[Dataset entries]

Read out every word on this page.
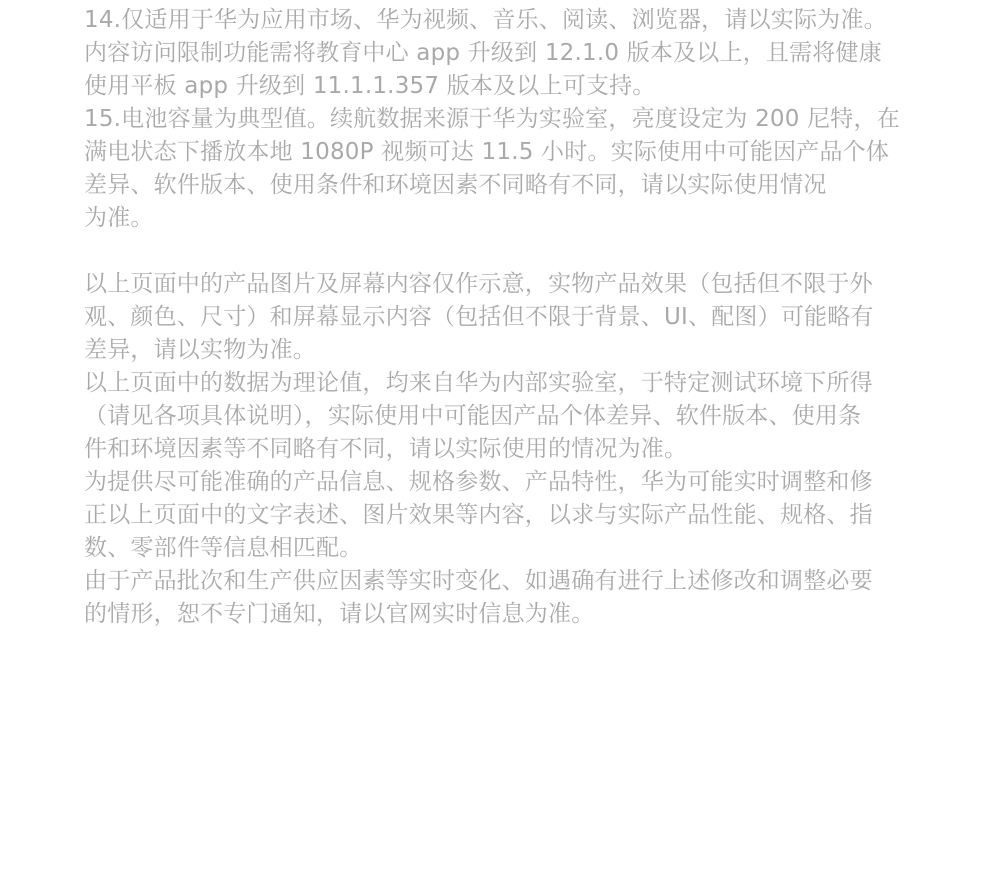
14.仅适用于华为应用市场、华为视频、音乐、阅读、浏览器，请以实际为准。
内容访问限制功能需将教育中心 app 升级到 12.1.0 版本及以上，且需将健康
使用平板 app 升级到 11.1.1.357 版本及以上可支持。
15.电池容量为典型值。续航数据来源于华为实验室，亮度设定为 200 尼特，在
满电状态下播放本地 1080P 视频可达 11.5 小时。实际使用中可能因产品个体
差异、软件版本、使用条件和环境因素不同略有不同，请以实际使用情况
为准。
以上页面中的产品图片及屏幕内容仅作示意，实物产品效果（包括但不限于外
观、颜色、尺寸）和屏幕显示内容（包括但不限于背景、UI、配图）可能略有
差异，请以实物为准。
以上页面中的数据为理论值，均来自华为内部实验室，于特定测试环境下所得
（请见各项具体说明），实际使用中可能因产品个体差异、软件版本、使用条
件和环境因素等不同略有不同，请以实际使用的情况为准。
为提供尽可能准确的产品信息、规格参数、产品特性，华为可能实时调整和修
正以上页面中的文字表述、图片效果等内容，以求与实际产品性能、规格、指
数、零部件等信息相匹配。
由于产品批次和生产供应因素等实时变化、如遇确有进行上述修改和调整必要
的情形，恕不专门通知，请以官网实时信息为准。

* * *

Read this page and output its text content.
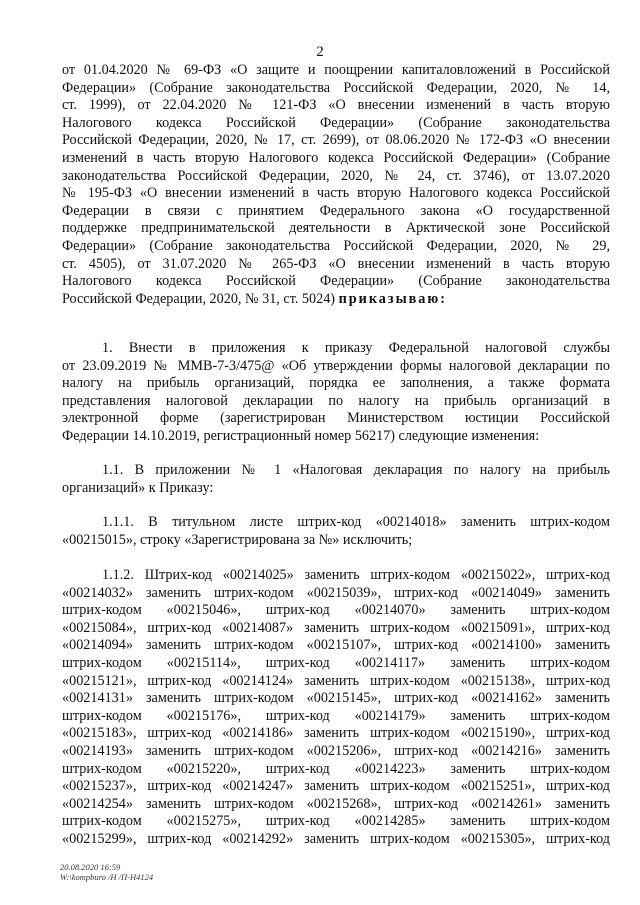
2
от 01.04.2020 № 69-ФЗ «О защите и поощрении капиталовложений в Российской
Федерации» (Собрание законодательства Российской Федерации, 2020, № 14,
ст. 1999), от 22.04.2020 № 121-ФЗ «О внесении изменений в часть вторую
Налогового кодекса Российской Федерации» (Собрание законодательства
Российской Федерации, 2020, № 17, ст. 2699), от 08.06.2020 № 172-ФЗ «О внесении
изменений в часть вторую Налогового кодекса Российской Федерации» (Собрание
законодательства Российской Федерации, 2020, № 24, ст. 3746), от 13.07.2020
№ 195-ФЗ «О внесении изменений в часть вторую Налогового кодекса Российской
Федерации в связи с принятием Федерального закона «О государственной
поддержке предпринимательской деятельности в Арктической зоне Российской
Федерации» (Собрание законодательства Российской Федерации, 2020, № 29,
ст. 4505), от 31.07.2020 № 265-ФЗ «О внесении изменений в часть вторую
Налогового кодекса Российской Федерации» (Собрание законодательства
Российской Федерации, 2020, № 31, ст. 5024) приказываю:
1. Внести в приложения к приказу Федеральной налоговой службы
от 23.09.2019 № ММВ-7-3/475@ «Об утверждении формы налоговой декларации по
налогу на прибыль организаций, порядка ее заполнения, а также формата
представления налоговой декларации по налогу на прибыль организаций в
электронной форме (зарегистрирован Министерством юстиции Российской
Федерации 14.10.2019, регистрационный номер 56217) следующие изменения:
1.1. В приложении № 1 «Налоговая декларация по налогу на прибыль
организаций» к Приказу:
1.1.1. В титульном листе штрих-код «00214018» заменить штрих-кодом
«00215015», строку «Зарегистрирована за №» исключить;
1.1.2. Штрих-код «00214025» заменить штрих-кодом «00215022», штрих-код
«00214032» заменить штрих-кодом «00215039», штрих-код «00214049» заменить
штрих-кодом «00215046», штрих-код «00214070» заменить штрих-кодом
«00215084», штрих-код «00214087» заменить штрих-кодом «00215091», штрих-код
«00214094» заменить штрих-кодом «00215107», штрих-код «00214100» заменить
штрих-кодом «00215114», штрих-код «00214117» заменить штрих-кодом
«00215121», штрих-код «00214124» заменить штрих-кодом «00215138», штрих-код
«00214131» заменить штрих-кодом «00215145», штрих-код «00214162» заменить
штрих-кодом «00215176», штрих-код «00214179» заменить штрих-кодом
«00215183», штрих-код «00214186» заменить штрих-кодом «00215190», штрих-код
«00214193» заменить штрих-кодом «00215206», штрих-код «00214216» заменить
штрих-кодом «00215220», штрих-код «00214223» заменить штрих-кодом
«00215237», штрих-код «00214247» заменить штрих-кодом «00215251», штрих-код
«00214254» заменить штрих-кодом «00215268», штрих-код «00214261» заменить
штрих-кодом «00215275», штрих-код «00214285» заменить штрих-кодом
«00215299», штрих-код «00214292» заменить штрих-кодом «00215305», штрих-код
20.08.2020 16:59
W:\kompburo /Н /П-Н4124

▶ What the task asks: Where a line in the material contains "налогу", copy that line.

▶ Solution to this exercise:
налогу на прибыль организаций, порядка ее заполнения, а также формата
представления налоговой декларации по налогу на прибыль организаций в
1.1. В приложении № 1 «Налоговая декларация по налогу на прибыль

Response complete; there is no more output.